- What the task asks: Repeat precisely, and only, the lines between the line containing "Give me a plain-text" and the end of the listing below, both ends included.

╭──

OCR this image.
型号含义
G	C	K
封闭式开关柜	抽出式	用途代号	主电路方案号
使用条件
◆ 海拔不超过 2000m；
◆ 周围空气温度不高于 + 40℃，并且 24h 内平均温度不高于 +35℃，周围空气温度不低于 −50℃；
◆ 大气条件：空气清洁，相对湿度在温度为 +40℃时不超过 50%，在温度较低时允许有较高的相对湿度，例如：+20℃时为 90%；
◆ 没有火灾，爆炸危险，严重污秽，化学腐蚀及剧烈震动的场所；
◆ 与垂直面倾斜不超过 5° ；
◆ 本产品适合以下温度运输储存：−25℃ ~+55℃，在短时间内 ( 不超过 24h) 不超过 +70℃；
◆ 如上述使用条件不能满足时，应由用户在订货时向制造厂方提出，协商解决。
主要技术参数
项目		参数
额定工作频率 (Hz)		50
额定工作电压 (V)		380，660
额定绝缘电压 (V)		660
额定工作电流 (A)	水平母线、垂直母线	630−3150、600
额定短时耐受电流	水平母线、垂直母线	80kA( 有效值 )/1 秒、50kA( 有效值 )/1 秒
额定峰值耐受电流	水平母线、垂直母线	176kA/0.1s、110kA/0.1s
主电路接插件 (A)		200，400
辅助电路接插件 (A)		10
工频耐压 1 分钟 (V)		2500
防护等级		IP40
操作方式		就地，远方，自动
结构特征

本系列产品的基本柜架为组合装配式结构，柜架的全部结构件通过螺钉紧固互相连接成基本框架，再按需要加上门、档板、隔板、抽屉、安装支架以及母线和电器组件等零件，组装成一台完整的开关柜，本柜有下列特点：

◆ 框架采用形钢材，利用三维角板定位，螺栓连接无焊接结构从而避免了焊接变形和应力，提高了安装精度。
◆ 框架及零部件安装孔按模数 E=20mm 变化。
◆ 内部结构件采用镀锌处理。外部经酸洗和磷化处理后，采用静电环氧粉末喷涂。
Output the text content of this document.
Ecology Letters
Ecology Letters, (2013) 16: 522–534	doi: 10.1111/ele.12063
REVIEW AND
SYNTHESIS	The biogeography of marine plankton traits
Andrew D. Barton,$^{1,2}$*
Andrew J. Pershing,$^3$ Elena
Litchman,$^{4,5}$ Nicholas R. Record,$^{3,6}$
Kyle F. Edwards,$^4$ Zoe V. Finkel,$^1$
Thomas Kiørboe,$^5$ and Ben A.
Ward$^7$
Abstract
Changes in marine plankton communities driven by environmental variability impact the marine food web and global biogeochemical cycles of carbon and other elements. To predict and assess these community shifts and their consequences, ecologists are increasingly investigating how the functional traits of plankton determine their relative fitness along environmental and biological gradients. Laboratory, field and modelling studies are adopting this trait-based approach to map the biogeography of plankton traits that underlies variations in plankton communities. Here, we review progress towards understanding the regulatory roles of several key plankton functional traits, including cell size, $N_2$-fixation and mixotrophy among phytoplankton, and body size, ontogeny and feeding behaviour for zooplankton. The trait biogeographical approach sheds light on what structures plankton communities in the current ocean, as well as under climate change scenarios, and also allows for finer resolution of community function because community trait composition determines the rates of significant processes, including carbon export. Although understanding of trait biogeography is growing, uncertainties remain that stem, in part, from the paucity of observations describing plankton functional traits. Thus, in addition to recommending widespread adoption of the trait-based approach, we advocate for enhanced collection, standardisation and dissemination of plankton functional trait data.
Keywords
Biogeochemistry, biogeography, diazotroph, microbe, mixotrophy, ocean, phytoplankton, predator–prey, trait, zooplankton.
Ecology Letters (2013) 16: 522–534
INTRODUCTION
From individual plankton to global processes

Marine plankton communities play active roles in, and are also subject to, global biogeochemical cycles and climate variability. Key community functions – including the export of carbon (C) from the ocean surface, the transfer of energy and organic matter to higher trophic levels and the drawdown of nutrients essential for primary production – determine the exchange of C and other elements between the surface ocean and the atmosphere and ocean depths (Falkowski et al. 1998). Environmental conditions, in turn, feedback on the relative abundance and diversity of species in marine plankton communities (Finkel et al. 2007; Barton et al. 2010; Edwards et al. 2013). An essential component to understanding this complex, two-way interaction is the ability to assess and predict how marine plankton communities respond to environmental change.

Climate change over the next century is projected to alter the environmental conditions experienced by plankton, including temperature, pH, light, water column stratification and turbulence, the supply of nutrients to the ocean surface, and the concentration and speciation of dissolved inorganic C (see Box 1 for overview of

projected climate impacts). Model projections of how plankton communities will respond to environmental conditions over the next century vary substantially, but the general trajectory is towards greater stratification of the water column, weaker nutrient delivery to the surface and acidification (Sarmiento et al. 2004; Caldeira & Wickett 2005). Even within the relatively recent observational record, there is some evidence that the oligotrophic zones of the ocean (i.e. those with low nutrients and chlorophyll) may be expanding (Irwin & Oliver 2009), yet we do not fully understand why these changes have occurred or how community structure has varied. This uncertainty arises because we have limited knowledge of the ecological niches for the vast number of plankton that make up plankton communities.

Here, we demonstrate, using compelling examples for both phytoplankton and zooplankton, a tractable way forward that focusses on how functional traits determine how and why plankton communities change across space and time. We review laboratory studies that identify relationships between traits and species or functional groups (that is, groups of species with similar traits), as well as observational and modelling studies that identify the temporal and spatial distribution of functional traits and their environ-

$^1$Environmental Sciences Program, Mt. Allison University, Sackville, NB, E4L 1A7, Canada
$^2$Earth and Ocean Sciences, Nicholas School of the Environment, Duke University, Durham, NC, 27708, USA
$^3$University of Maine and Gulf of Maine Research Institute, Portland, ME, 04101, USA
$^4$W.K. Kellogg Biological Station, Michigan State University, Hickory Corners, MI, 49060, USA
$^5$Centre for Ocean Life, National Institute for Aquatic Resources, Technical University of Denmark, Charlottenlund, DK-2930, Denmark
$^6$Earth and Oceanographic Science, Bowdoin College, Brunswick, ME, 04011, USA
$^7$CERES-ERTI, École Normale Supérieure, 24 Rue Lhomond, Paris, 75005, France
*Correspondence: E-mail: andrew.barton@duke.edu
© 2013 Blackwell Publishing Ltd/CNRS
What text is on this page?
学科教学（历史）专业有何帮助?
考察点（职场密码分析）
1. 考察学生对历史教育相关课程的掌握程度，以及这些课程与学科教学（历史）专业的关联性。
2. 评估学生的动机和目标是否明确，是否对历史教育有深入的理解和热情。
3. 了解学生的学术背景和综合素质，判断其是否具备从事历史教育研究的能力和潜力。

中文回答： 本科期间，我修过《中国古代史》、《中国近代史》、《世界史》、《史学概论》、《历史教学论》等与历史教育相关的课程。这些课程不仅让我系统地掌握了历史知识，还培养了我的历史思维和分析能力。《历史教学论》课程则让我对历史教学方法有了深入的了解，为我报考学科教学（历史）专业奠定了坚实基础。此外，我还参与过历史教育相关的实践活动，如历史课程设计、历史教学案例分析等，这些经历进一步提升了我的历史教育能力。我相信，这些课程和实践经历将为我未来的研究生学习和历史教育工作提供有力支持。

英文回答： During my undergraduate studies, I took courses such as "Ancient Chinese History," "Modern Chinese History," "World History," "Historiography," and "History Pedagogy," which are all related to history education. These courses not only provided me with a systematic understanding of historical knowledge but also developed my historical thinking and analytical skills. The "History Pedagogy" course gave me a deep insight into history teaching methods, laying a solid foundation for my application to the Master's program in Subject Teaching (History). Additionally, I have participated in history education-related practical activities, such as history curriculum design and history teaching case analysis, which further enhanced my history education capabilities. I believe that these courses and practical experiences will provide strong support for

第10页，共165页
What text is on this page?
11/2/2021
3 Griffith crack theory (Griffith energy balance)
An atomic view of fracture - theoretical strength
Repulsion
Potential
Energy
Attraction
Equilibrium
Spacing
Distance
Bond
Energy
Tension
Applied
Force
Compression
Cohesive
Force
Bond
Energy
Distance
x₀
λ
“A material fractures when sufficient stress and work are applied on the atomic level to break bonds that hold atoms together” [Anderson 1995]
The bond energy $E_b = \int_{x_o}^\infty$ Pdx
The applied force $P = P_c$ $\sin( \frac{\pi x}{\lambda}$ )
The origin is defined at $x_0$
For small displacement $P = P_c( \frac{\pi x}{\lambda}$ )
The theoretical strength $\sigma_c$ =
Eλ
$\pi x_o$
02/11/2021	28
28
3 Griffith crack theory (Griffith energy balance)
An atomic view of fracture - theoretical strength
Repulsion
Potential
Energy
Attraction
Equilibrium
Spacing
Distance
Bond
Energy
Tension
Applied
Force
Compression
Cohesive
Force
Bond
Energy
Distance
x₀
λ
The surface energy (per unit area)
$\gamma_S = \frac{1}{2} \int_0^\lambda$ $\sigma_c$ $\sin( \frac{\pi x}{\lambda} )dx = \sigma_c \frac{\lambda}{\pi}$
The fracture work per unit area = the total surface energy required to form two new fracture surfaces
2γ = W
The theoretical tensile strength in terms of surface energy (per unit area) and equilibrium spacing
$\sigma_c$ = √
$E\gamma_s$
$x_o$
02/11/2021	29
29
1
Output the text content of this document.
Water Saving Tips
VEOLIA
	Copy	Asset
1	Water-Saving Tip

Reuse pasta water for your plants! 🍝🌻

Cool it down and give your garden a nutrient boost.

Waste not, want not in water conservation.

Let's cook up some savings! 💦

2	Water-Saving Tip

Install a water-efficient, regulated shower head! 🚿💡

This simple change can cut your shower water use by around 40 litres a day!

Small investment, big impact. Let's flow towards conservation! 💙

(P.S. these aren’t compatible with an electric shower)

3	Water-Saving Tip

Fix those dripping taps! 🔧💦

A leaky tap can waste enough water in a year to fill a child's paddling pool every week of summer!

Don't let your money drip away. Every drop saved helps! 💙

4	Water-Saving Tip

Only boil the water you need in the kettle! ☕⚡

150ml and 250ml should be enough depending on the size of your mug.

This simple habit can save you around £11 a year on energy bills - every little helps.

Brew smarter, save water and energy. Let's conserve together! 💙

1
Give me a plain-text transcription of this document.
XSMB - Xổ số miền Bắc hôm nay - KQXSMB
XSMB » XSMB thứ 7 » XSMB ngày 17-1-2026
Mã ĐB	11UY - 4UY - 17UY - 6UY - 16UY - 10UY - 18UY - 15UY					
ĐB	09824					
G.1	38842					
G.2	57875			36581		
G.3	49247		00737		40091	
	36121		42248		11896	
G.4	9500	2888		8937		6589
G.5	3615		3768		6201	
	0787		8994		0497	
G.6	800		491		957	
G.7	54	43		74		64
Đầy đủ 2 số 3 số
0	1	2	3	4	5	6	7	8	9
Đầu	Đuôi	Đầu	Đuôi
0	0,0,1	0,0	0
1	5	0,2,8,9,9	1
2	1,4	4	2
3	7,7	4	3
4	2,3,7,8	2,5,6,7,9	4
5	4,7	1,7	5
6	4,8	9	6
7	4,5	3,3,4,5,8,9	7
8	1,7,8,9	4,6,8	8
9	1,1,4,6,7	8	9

╰──

- Written response:
Give me a plain-text transcription of this document.
XSMB - Xổ số miền Bắc hôm nay - KQXSMB
XSMB » XSMB thứ 7 » XSMB ngày 17-1-2026
Mã ĐB	11UY - 4UY - 17UY - 6UY - 16UY - 10UY - 18UY - 15UY					
ĐB	09824					
G.1	38842					
G.2	57875			36581		
G.3	49247		00737		40091	
	36121		42248		11896	
G.4	9500	2888		8937		6589
G.5	3615		3768		6201	
	0787		8994		0497	
G.6	800		491		957	
G.7	54	43		74		64
Đầy đủ 2 số 3 số
0	1	2	3	4	5	6	7	8	9
Đầu	Đuôi	Đầu	Đuôi
0	0,0,1	0,0	0
1	5	0,2,8,9,9	1
2	1,4	4	2
3	7,7	4	3
4	2,3,7,8	2,5,6,7,9	4
5	4,7	1,7	5
6	4,8	9	6
7	4,5	3,3,4,5,8,9	7
8	1,7,8,9	4,6,8	8
9	1,1,4,6,7	8	9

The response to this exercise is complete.